» Supplied data:
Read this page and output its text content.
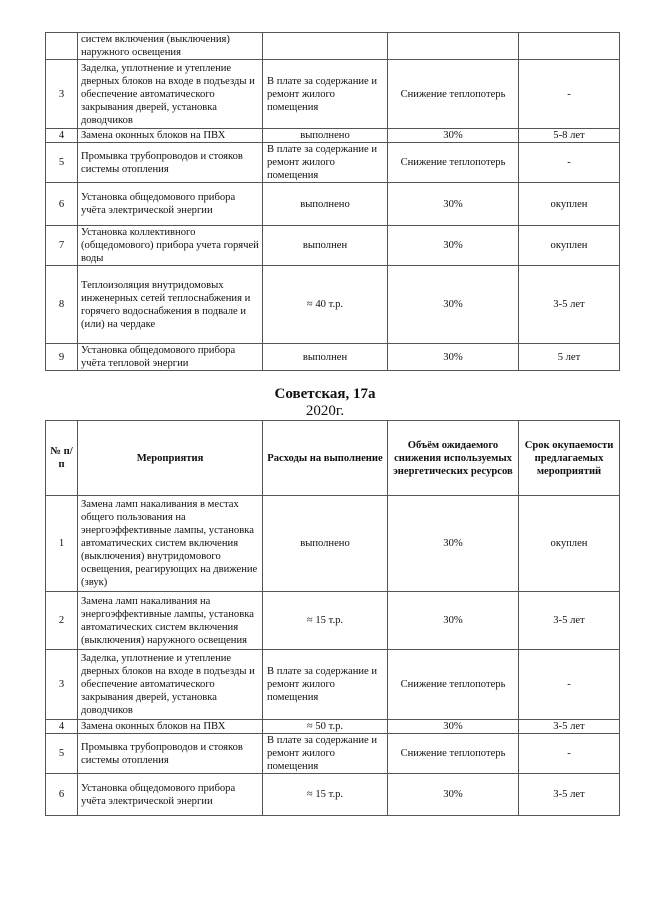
	систем включения (выключения) наружного освещения			
3	Заделка, уплотнение и утепление дверных блоков на входе в подъезды и обеспечение автоматического закрывания дверей, установка доводчиков	В плате за содержание и ремонт жилого помещения	Снижение теплопотерь	-
4	Замена оконных блоков на ПВХ	выполнено	30%	5-8 лет
5	Промывка трубопроводов и стояков системы отопления	В плате за содержание и ремонт жилого помещения	Снижение теплопотерь	-
6	Установка общедомового прибора учёта электрической энергии	выполнено	30%	окуплен
7	Установка коллективного (общедомового) прибора учета горячей воды	выполнен	30%	окуплен
8	Теплоизоляция внутридомовых инженерных сетей теплоснабжения и горячего водоснабжения в подвале и (или) на чердаке	≈ 40 т.р.	30%	3-5 лет
9	Установка общедомового прибора учёта тепловой энергии	выполнен	30%	5 лет
Советская, 17а
2020г.
№ п/п	Мероприятия	Расходы на выполнение	Объём ожидаемого снижения используемых энергетических ресурсов	Срок окупаемости предлагаемых мероприятий
1	Замена ламп накаливания в местах общего пользования на энергоэффективные лампы, установка автоматических систем включения (выключения) внутридомового освещения, реагирующих на движение (звук)	выполнено	30%	окуплен
2	Замена ламп накаливания на энергоэффективные лампы, установка автоматических систем включения (выключения) наружного освещения	≈ 15 т.р.	30%	3-5 лет
3	Заделка, уплотнение и утепление дверных блоков на входе в подъезды и обеспечение автоматического закрывания дверей, установка доводчиков	В плате за содержание и ремонт жилого помещения	Снижение теплопотерь	-
4	Замена оконных блоков на ПВХ	≈ 50 т.р.	30%	3-5 лет
5	Промывка трубопроводов и стояков системы отопления	В плате за содержание и ремонт жилого помещения	Снижение теплопотерь	-
6	Установка общедомового прибора учёта электрической энергии	≈ 15 т.р.	30%	3-5 лет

» What you should do:
State how many lines in the records above contain the word "электрической", giving only the number.

» In response:
2